_SHORT EXERCISE_: Copy every line of the data that contains the string "this".

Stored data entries
_ _ _

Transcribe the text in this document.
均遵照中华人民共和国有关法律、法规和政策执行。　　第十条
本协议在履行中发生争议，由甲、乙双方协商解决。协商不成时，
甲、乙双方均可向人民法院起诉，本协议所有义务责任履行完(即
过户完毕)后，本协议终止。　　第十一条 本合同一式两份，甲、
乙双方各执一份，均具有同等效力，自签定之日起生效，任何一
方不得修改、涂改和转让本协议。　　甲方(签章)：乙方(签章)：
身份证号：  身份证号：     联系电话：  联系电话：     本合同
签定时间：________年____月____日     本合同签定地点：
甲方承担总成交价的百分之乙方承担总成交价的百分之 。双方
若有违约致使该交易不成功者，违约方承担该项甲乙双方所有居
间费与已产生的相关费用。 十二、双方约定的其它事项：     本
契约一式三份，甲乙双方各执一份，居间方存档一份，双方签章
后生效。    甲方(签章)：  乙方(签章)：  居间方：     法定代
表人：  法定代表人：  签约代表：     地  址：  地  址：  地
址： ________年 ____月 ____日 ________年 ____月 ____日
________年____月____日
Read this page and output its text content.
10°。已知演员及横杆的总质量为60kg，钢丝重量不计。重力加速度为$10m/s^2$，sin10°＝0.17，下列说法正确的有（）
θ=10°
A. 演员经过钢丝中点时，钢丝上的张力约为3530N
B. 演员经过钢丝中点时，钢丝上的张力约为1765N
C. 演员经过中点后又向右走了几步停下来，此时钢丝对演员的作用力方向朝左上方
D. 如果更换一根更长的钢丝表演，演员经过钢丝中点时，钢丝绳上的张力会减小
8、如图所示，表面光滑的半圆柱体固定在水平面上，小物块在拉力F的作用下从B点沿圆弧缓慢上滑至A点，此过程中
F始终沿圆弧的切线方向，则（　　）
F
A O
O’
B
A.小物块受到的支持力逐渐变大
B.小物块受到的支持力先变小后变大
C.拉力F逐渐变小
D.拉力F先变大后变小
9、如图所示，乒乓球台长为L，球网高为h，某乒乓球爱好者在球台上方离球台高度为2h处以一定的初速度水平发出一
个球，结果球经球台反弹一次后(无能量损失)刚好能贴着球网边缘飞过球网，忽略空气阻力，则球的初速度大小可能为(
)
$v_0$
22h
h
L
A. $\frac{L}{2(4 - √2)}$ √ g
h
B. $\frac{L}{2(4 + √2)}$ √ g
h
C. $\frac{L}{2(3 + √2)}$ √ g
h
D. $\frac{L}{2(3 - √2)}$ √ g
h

_ _ _

_EXERCISE RESULT_:
Transcribe the text in this document.
Read this page and output its text content.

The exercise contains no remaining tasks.